**** Available data

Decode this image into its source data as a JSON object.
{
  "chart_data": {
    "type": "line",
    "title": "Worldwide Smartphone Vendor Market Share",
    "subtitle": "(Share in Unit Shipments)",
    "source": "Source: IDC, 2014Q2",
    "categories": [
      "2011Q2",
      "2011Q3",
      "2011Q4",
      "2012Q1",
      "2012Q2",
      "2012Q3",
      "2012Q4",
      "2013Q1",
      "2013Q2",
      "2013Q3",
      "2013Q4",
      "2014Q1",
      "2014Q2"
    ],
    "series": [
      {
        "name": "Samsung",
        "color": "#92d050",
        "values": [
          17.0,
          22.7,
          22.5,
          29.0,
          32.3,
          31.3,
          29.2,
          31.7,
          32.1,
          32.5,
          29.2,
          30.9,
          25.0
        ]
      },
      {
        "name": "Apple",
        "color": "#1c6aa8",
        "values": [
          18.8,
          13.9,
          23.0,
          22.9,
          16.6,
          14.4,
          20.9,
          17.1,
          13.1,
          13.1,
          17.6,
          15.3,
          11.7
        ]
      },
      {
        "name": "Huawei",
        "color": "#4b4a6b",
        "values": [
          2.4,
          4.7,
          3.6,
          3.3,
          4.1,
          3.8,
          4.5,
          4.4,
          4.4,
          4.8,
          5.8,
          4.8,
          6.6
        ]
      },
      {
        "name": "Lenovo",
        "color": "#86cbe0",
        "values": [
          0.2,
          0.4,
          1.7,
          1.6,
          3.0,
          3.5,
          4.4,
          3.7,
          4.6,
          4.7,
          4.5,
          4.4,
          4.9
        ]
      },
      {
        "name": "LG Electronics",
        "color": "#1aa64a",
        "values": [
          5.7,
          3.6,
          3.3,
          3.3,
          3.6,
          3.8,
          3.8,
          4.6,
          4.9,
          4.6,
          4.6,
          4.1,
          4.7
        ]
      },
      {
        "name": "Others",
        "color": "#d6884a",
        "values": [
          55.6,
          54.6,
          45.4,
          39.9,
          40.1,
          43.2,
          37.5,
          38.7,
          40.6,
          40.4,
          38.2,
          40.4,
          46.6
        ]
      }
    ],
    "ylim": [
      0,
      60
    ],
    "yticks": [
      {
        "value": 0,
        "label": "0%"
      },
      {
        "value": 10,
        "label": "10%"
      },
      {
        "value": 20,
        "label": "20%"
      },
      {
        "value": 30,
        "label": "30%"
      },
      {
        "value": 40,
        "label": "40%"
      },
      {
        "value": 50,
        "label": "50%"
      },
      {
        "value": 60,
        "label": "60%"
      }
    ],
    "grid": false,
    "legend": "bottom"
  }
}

********

* Work instructions *
Copy out the material word for word and line for line.

* Task solution *
Decode this image into its source data as a JSON object.
{
  "chart_data": {
    "type": "line",
    "title": "Worldwide Smartphone Vendor Market Share",
    "subtitle": "(Share in Unit Shipments)",
    "source": "Source: IDC, 2014Q2",
    "categories": [
      "2011Q2",
      "2011Q3",
      "2011Q4",
      "2012Q1",
      "2012Q2",
      "2012Q3",
      "2012Q4",
      "2013Q1",
      "2013Q2",
      "2013Q3",
      "2013Q4",
      "2014Q1",
      "2014Q2"
    ],
    "series": [
      {
        "name": "Samsung",
        "color": "#92d050",
        "values": [
          17.0,
          22.7,
          22.5,
          29.0,
          32.3,
          31.3,
          29.2,
          31.7,
          32.1,
          32.5,
          29.2,
          30.9,
          25.0
        ]
      },
      {
        "name": "Apple",
        "color": "#1c6aa8",
        "values": [
          18.8,
          13.9,
          23.0,
          22.9,
          16.6,
          14.4,
          20.9,
          17.1,
          13.1,
          13.1,
          17.6,
          15.3,
          11.7
        ]
      },
      {
        "name": "Huawei",
        "color": "#4b4a6b",
        "values": [
          2.4,
          4.7,
          3.6,
          3.3,
          4.1,
          3.8,
          4.5,
          4.4,
          4.4,
          4.8,
          5.8,
          4.8,
          6.6
        ]
      },
      {
        "name": "Lenovo",
        "color": "#86cbe0",
        "values": [
          0.2,
          0.4,
          1.7,
          1.6,
          3.0,
          3.5,
          4.4,
          3.7,
          4.6,
          4.7,
          4.5,
          4.4,
          4.9
        ]
      },
      {
        "name": "LG Electronics",
        "color": "#1aa64a",
        "values": [
          5.7,
          3.6,
          3.3,
          3.3,
          3.6,
          3.8,
          3.8,
          4.6,
          4.9,
          4.6,
          4.6,
          4.1,
          4.7
        ]
      },
      {
        "name": "Others",
        "color": "#d6884a",
        "values": [
          55.6,
          54.6,
          45.4,
          39.9,
          40.1,
          43.2,
          37.5,
          38.7,
          40.6,
          40.4,
          38.2,
          40.4,
          46.6
        ]
      }
    ],
    "ylim": [
      0,
      60
    ],
    "yticks": [
      {
        "value": 0,
        "label": "0%"
      },
      {
        "value": 10,
        "label": "10%"
      },
      {
        "value": 20,
        "label": "20%"
      },
      {
        "value": 30,
        "label": "30%"
      },
      {
        "value": 40,
        "label": "40%"
      },
      {
        "value": 50,
        "label": "50%"
      },
      {
        "value": 60,
        "label": "60%"
      }
    ],
    "grid": false,
    "legend": "bottom"
  }
}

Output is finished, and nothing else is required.